* **Short task**:
Locate the word "Починок" in the material, then show every line that holds it.
◆ ◆ ◆
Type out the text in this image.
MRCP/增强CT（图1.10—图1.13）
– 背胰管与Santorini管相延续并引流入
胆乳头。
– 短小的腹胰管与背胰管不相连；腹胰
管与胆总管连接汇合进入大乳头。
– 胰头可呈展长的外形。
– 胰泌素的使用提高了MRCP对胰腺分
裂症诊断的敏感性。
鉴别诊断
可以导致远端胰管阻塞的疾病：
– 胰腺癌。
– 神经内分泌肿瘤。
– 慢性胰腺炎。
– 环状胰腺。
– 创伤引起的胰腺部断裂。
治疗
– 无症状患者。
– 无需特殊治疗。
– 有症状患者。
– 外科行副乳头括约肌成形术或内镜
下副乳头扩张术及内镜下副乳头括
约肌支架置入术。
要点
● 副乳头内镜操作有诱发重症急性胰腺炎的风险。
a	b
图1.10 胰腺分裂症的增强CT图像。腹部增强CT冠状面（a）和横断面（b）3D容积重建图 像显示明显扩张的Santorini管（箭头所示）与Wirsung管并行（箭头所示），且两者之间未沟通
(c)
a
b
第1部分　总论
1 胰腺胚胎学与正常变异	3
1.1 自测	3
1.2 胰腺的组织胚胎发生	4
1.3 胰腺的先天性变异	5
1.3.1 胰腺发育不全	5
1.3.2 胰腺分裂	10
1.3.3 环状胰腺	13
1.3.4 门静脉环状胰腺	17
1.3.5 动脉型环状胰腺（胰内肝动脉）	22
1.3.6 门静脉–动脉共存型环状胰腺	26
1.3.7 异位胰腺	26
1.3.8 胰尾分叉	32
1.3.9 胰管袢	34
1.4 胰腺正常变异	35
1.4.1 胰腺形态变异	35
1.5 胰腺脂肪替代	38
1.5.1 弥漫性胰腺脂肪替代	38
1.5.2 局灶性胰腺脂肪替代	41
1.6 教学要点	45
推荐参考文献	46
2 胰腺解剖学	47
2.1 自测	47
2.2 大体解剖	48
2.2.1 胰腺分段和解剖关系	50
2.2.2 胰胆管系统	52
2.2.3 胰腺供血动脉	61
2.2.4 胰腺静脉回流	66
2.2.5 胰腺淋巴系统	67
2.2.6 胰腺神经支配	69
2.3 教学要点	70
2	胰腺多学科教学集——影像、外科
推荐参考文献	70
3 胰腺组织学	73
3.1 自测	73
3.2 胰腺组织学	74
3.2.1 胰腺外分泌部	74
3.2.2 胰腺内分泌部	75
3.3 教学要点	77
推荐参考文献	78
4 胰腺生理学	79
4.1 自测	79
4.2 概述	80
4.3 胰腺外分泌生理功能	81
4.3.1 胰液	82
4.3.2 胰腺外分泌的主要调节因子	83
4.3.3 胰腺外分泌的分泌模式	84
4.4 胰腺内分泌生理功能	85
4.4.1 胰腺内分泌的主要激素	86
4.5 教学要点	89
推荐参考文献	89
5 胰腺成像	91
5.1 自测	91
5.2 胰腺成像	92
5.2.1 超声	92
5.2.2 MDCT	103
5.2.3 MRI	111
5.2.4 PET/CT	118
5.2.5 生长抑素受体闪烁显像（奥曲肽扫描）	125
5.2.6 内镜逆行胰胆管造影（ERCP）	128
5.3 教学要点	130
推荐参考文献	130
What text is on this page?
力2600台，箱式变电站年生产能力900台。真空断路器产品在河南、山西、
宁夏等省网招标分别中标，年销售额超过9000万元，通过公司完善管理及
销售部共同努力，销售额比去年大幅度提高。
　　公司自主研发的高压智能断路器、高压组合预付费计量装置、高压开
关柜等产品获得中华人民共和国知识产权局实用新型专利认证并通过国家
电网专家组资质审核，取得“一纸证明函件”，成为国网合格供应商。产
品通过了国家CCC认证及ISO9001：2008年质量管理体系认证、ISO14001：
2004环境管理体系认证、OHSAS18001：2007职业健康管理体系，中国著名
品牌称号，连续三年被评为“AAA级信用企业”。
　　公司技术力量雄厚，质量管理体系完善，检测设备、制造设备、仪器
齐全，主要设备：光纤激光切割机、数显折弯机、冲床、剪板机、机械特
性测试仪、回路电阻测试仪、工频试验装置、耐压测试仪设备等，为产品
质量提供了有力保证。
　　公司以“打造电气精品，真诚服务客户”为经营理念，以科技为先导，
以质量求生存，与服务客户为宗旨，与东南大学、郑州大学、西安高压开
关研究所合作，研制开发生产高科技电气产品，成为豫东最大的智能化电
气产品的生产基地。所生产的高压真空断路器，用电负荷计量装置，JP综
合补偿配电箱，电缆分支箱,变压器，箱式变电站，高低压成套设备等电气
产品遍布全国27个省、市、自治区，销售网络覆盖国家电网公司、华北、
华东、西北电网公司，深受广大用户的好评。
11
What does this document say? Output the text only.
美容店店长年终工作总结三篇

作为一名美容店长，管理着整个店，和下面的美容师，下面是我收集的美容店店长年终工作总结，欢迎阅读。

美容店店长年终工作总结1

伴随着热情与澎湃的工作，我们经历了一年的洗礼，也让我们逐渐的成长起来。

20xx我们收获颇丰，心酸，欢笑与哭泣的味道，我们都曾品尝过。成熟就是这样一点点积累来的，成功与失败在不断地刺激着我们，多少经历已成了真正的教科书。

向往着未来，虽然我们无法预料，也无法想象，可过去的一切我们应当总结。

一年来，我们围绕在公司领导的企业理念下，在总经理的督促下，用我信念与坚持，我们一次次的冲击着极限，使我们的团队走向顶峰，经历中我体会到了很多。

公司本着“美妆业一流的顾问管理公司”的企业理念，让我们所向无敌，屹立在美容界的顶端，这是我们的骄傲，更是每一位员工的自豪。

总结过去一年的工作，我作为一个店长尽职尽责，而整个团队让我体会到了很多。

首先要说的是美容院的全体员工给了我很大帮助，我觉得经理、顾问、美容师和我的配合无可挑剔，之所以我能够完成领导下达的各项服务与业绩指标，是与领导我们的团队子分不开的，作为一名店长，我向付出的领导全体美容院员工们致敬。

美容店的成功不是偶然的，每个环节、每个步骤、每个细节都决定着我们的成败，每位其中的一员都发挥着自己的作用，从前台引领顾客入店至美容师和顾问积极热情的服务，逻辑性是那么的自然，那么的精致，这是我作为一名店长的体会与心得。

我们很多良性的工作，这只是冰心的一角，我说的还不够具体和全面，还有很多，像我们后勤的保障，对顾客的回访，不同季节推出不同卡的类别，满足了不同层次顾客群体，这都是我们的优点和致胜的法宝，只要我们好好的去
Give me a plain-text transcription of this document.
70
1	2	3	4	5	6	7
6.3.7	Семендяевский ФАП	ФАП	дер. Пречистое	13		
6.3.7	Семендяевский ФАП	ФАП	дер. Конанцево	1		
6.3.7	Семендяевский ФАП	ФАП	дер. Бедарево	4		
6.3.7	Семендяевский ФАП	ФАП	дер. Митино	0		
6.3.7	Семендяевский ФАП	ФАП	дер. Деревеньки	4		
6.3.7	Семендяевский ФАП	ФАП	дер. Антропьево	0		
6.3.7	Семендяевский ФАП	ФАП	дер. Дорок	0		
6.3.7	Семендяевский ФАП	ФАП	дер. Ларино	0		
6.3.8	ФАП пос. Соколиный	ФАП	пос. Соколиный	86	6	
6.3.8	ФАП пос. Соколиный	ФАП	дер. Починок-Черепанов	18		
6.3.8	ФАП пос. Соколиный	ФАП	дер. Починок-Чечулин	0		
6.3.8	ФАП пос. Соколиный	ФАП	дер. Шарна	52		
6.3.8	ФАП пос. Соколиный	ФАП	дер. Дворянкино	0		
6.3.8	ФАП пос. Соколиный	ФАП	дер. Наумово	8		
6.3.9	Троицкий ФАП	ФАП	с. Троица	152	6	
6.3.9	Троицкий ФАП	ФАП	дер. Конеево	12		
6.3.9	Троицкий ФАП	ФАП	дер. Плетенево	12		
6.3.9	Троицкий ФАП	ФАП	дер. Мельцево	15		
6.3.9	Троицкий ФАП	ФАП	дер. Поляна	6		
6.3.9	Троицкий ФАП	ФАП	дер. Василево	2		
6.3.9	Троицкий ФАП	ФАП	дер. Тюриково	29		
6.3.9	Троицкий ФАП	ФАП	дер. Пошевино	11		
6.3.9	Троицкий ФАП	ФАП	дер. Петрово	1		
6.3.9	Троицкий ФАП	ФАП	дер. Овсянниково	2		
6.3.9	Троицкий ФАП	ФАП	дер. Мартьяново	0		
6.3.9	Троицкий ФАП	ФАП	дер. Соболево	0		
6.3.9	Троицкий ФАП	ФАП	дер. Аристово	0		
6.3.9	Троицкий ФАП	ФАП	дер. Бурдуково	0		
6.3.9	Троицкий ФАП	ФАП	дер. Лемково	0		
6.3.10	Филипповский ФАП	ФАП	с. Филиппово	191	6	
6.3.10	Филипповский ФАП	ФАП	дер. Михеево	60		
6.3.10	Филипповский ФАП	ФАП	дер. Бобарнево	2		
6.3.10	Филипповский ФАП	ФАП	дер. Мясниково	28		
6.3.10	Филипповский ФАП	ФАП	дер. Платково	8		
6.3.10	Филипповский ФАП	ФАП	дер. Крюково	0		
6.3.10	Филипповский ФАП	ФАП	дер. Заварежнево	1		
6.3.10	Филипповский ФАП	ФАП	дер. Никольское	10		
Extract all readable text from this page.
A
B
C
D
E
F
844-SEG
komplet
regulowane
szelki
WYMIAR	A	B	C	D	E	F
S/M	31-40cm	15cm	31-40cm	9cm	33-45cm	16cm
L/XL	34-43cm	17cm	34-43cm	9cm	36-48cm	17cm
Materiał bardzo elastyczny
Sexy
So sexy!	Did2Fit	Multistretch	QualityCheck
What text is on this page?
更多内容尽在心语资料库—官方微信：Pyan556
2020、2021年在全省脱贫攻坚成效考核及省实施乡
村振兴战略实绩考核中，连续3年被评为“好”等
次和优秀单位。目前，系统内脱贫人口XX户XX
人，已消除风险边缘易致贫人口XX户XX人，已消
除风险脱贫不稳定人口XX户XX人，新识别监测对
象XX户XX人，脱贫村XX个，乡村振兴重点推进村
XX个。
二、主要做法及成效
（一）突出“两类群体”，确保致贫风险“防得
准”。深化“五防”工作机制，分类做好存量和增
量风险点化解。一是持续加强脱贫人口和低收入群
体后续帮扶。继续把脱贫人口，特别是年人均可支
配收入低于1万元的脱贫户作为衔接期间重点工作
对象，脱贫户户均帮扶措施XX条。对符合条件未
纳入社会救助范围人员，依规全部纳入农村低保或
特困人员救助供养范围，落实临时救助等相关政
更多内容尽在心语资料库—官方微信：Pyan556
◆ ◆ ◆
* **Problem solution**:
6.3.8	ФАП пос. Соколиный	ФАП	дер. Починок-Черепанов	18		
6.3.8	ФАП пос. Соколиный	ФАП	дер. Починок-Чечулин	0		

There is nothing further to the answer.